Dataset items
+++

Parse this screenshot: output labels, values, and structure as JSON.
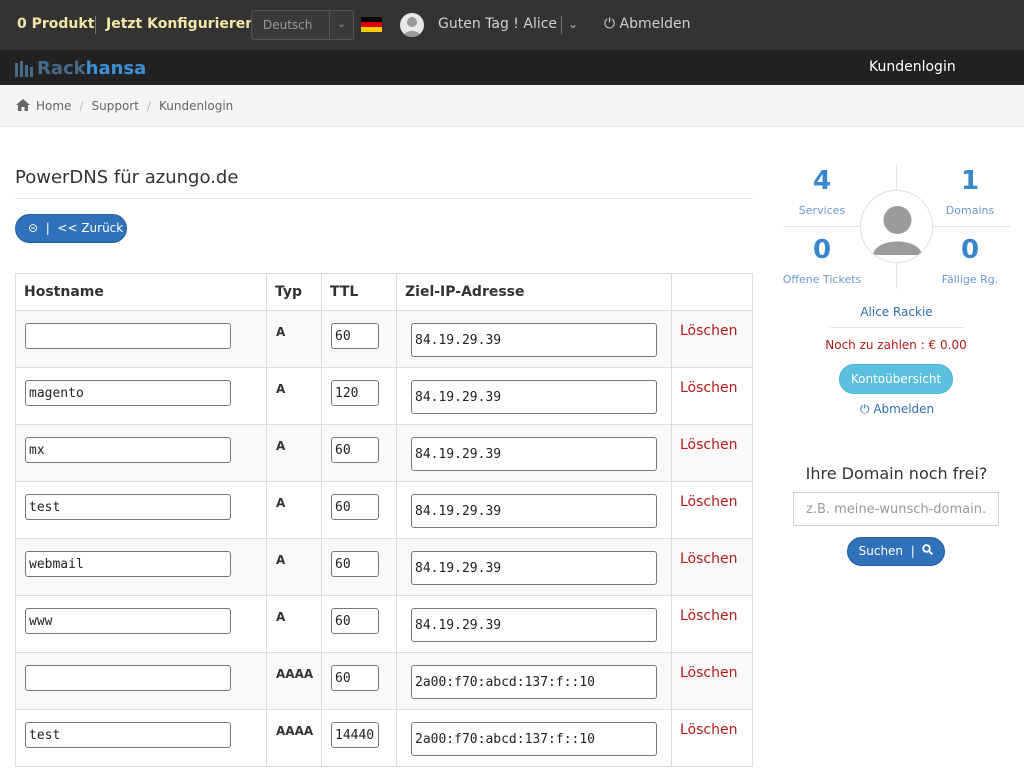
{
  "topbar": {
    "cart": "0 Produkt",
    "configure": "Jetzt Konfigurieren",
    "language": "Deutsch",
    "greeting": "Guten Tag ! Alice",
    "logout": "Abmelden"
  },
  "brand": {
    "part1": "Rack",
    "part2": "hansa",
    "nav_item": "Kundenlogin"
  },
  "breadcrumb": [
    "Home",
    "Support",
    "Kundenlogin"
  ],
  "page": {
    "title": "PowerDNS für azungo.de",
    "back_button": "<< Zurück"
  },
  "table": {
    "headers": [
      "Hostname",
      "Typ",
      "TTL",
      "Ziel-IP-Adresse",
      ""
    ],
    "delete_label": "Löschen",
    "rows": [
      {
        "host": "",
        "type": "A",
        "ttl": "60",
        "ip": "84.19.29.39"
      },
      {
        "host": "magento",
        "type": "A",
        "ttl": "120",
        "ip": "84.19.29.39"
      },
      {
        "host": "mx",
        "type": "A",
        "ttl": "60",
        "ip": "84.19.29.39"
      },
      {
        "host": "test",
        "type": "A",
        "ttl": "60",
        "ip": "84.19.29.39"
      },
      {
        "host": "webmail",
        "type": "A",
        "ttl": "60",
        "ip": "84.19.29.39"
      },
      {
        "host": "www",
        "type": "A",
        "ttl": "60",
        "ip": "84.19.29.39"
      },
      {
        "host": "",
        "type": "AAAA",
        "ttl": "60",
        "ip": "2a00:f70:abcd:137:f::10"
      },
      {
        "host": "test",
        "type": "AAAA",
        "ttl": "14440",
        "ip": "2a00:f70:abcd:137:f::10"
      }
    ]
  },
  "sidebar": {
    "services_count": "4",
    "services_label": "Services",
    "domains_count": "1",
    "domains_label": "Domains",
    "tickets_count": "0",
    "tickets_label": "Offene Tickets",
    "invoices_count": "0",
    "invoices_label": "Fällige Rg.",
    "user_name": "Alice Rackie",
    "due": "Noch zu zahlen : € 0.00",
    "account_button": "Kontoübersicht",
    "logout": "Abmelden",
    "domain_question": "Ihre Domain noch frei?",
    "domain_placeholder": "z.B. meine-wunsch-domain.de",
    "search_button": "Suchen"
  },
  "colors": {
    "topbar": "#333333",
    "brandbar": "#222222",
    "accent": "#2f72b9",
    "danger": "#b21c1c",
    "info": "#5bc0de"
  }
}
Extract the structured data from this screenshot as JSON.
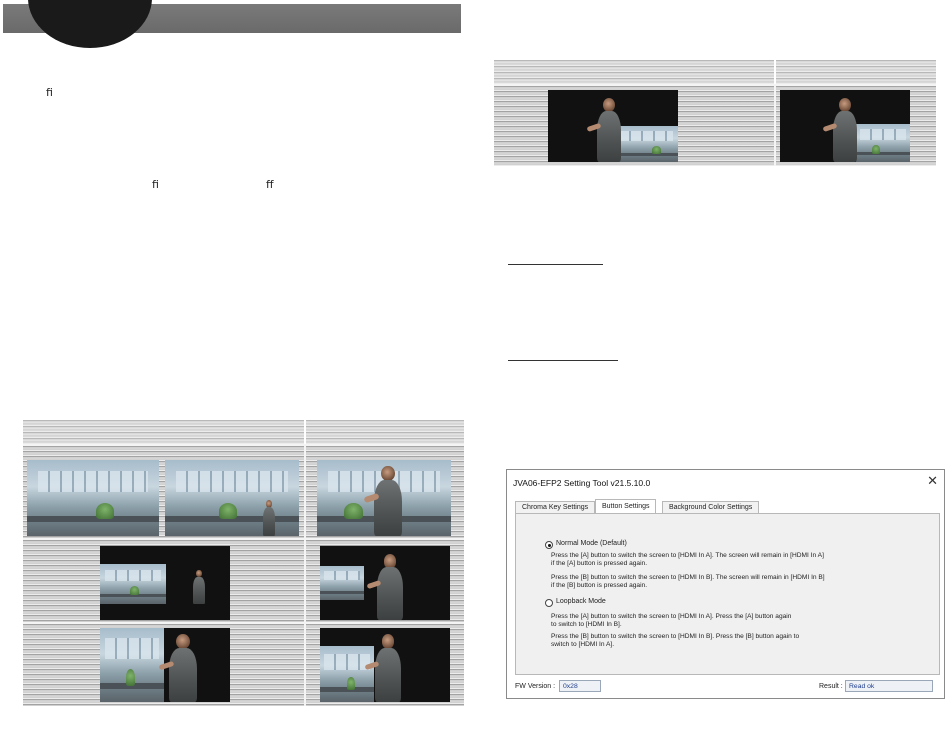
{
  "page": {
    "glyphs": [
      "ﬁ",
      "ﬁ",
      "ﬀ"
    ]
  },
  "dialog": {
    "title": "JVA06-EFP2 Setting Tool v21.5.10.0",
    "close_symbol": "✕",
    "tabs": [
      {
        "label": "Chroma Key Settings",
        "active": false
      },
      {
        "label": "Button Settings",
        "active": true
      },
      {
        "label": "Background Color Settings",
        "active": false
      }
    ],
    "options": [
      {
        "label": "Normal Mode (Default)",
        "selected": true,
        "lines": [
          "Press the [A] button to switch the screen to [HDMI In A]. The screen will remain in [HDMI In A]",
          "if the [A] button is pressed again.",
          "Press the [B] button to switch the screen to [HDMI In B]. The screen will remain in [HDMI In  B]",
          "if the [B] button is pressed again."
        ]
      },
      {
        "label": "Loopback Mode",
        "selected": false,
        "lines": [
          "Press the [A] button to switch the screen to [HDMI In A]. Press the [A] button again",
          "to switch to [HDMI In B].",
          "Press the [B] button to switch the screen to [HDMI In B]. Press the  [B] button again to",
          "switch to [HDMI In A]."
        ]
      }
    ],
    "fw_version_label": "FW Version :",
    "fw_version_value": "0x28",
    "result_label": "Result :",
    "result_value": "Read ok"
  },
  "colors": {
    "header_bar": "#6f6f6f",
    "header_circle": "#1a1a1a",
    "field_text": "#1f3b8a"
  }
}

+++

● **What you will do**: Return the full material word for word. Do not include the pictures.

● **Output below**:
Parse this screenshot: output labels, values, and structure as JSON.
{
  "topbar": {
    "cart": "0 Produkt",
    "configure": "Jetzt Konfigurieren",
    "language": "Deutsch",
    "greeting": "Guten Tag ! Alice",
    "logout": "Abmelden"
  },
  "brand": {
    "part1": "Rack",
    "part2": "hansa",
    "nav_item": "Kundenlogin"
  },
  "breadcrumb": [
    "Home",
    "Support",
    "Kundenlogin"
  ],
  "page": {
    "title": "PowerDNS für azungo.de",
    "back_button": "<< Zurück"
  },
  "table": {
    "headers": [
      "Hostname",
      "Typ",
      "TTL",
      "Ziel-IP-Adresse",
      ""
    ],
    "delete_label": "Löschen",
    "rows": [
      {
        "host": "",
        "type": "A",
        "ttl": "60",
        "ip": "84.19.29.39"
      },
      {
        "host": "magento",
        "type": "A",
        "ttl": "120",
        "ip": "84.19.29.39"
      },
      {
        "host": "mx",
        "type": "A",
        "ttl": "60",
        "ip": "84.19.29.39"
      },
      {
        "host": "test",
        "type": "A",
        "ttl": "60",
        "ip": "84.19.29.39"
      },
      {
        "host": "webmail",
        "type": "A",
        "ttl": "60",
        "ip": "84.19.29.39"
      },
      {
        "host": "www",
        "type": "A",
        "ttl": "60",
        "ip": "84.19.29.39"
      },
      {
        "host": "",
        "type": "AAAA",
        "ttl": "60",
        "ip": "2a00:f70:abcd:137:f::10"
      },
      {
        "host": "test",
        "type": "AAAA",
        "ttl": "14440",
        "ip": "2a00:f70:abcd:137:f::10"
      }
    ]
  },
  "sidebar": {
    "services_count": "4",
    "services_label": "Services",
    "domains_count": "1",
    "domains_label": "Domains",
    "tickets_count": "0",
    "tickets_label": "Offene Tickets",
    "invoices_count": "0",
    "invoices_label": "Fällige Rg.",
    "user_name": "Alice Rackie",
    "due": "Noch zu zahlen : € 0.00",
    "account_button": "Kontoübersicht",
    "logout": "Abmelden",
    "domain_question": "Ihre Domain noch frei?",
    "domain_placeholder": "z.B. meine-wunsch-domain.de",
    "search_button": "Suchen"
  },
  "colors": {
    "topbar": "#333333",
    "brandbar": "#222222",
    "accent": "#2f72b9",
    "danger": "#b21c1c",
    "info": "#5bc0de"
  }
}
Extract the structured data from this screenshot as JSON.
{
  "page": {
    "glyphs": [
      "ﬁ",
      "ﬁ",
      "ﬀ"
    ]
  },
  "dialog": {
    "title": "JVA06-EFP2 Setting Tool v21.5.10.0",
    "close_symbol": "✕",
    "tabs": [
      {
        "label": "Chroma Key Settings",
        "active": false
      },
      {
        "label": "Button Settings",
        "active": true
      },
      {
        "label": "Background Color Settings",
        "active": false
      }
    ],
    "options": [
      {
        "label": "Normal Mode (Default)",
        "selected": true,
        "lines": [
          "Press the [A] button to switch the screen to [HDMI In A]. The screen will remain in [HDMI In A]",
          "if the [A] button is pressed again.",
          "Press the [B] button to switch the screen to [HDMI In B]. The screen will remain in [HDMI In  B]",
          "if the [B] button is pressed again."
        ]
      },
      {
        "label": "Loopback Mode",
        "selected": false,
        "lines": [
          "Press the [A] button to switch the screen to [HDMI In A]. Press the [A] button again",
          "to switch to [HDMI In B].",
          "Press the [B] button to switch the screen to [HDMI In B]. Press the  [B] button again to",
          "switch to [HDMI In A]."
        ]
      }
    ],
    "fw_version_label": "FW Version :",
    "fw_version_value": "0x28",
    "result_label": "Result :",
    "result_value": "Read ok"
  },
  "colors": {
    "header_bar": "#6f6f6f",
    "header_circle": "#1a1a1a",
    "field_text": "#1f3b8a"
  }
}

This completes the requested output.